_EXCERPTED PASSAGE_.
━━━━━━━━━━

# Coming up on 2 years still enjoying it!



## doc1955 (Feb 24, 2020)

It is coming up on 2 years of retirement. They did an artical in the local paper right after I retired.    
https://www.jamestownsun.com/news/4244598-little-engines-big-dreams
Still not missing the old work scene!


----------



## dnalot (Feb 24, 2020)

I retired 24 years ago. I don't know how I ever found time to work. 

Mark T


----------



## goldstar31 (Feb 25, 2020)

dnalot said:


> I retired 24 years ago. I don't know how I ever found time to work.
> 
> Mark T



I retired 35 years ago and it was the worst thing which I ever did. I should have retired much earlierRetirement is the time when you can choose your friends and companions- and they can choose you.
Indeed, it often hard work to  survive being old and to endure inevitable health problems. however, those who continue to work have the same problems but have to put up with people who you don't like and with  failing health and faculties will do their best to bully and try you.

I wish retirees good fortune

Norman at almost 90


----------



## fcheslop (Feb 26, 2020)

Only 7 under my belt
Worked in a job I hated with people I disliked now I can and do what I like well with swmbo permission
Wish people wouldna keep mentioning that dirty four lettered word
cheers


----------



## vederstein (Feb 26, 2020)

Screw You All!!!!   I still have 20+ years of work.  Ugh.


----------



## fcheslop (Feb 27, 2020)

By then I think I will be looking at the daises from the hairy end


----------



## JCSteam (Feb 27, 2020)

Long way off for me at 36 years young Funnily enough I was thinking about my retirement today. Oh such a distant dream........


----------



## ignator (Feb 27, 2020)

I grew up in Grand Forks, had to leave the state in 84 to find work. As of today, I've been retired 6 years. Mental health has not been this good since high school. When I moved, I had a 12x24 Jet brand lathe, I got from Forks Electric Motor, poor thing was sitting out in their city desk show  room.

━━━━━━━━━━

_Labeled region entries_.
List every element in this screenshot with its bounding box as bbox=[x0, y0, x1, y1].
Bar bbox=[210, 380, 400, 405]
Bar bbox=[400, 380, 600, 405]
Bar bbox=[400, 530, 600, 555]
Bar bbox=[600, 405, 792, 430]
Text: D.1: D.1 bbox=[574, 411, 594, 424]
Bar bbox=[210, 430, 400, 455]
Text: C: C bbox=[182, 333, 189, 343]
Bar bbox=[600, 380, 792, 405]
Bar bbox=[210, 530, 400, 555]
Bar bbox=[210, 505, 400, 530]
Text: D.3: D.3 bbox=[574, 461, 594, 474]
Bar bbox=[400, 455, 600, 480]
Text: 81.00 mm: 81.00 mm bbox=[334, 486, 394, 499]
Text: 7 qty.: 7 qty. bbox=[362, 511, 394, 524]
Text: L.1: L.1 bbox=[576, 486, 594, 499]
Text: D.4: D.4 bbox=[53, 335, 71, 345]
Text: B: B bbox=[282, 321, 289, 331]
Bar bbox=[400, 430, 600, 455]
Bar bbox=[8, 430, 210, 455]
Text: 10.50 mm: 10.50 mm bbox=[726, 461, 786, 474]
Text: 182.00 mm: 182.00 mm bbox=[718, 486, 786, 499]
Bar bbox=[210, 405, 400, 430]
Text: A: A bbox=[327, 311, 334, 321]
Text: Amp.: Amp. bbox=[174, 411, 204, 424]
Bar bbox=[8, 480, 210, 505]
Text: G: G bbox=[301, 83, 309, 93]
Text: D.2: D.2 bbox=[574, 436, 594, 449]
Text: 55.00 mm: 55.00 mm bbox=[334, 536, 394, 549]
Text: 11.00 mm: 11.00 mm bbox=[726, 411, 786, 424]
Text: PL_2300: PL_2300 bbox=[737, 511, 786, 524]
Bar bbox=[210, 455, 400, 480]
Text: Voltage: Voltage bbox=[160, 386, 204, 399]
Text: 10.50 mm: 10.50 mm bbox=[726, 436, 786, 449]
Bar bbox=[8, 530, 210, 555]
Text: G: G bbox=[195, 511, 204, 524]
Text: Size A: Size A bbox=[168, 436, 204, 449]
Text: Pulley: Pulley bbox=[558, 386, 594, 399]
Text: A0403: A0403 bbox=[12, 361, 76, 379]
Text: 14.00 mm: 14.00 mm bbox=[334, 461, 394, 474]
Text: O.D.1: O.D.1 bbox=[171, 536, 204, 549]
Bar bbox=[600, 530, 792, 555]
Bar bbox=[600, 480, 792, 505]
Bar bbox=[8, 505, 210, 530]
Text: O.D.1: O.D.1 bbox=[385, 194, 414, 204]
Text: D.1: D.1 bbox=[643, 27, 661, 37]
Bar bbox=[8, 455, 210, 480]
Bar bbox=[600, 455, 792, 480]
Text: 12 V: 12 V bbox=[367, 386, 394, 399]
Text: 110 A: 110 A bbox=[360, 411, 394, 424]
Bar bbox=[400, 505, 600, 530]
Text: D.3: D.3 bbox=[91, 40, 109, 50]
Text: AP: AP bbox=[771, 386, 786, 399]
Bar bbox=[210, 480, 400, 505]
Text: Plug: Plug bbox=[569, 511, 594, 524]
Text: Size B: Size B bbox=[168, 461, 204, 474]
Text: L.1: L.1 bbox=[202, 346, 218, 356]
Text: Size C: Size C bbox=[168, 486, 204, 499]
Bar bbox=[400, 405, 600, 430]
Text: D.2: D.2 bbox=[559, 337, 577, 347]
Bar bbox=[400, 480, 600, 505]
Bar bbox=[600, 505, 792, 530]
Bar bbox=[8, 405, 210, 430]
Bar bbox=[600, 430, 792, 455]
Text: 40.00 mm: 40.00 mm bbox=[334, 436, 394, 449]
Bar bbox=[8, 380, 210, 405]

━━━━━━━━━━

_EXERCISES_.
**A.** In the retirement thread:
(i) How many years ago did dnalot say they retired?
(ii) How many more years of work does vederstein say remain?
(iii) As of the day of the post, how long has ignator been retired?
**B.** Can you give the records as a numbered list, starting with their first line and going on through the line that contains "Bar bbox=[210, 530, 400, 555]", with blank lines left out?
The retirement thread and the records have no connection to each other.

_SOLUTIONS_.
**A.**
(i) 24 years ago
(ii) 20+ years
(iii) 6 years

**B.**
1. List every element in this screenshot with its bounding box as bbox=[x0, y0, x1, y1].
2. Bar bbox=[210, 380, 400, 405]
3. Bar bbox=[400, 380, 600, 405]
4. Bar bbox=[400, 530, 600, 555]
5. Bar bbox=[600, 405, 792, 430]
6. Text: D.1: D.1 bbox=[574, 411, 594, 424]
7. Bar bbox=[210, 430, 400, 455]
8. Text: C: C bbox=[182, 333, 189, 343]
9. Bar bbox=[600, 380, 792, 405]
10. Bar bbox=[210, 530, 400, 555]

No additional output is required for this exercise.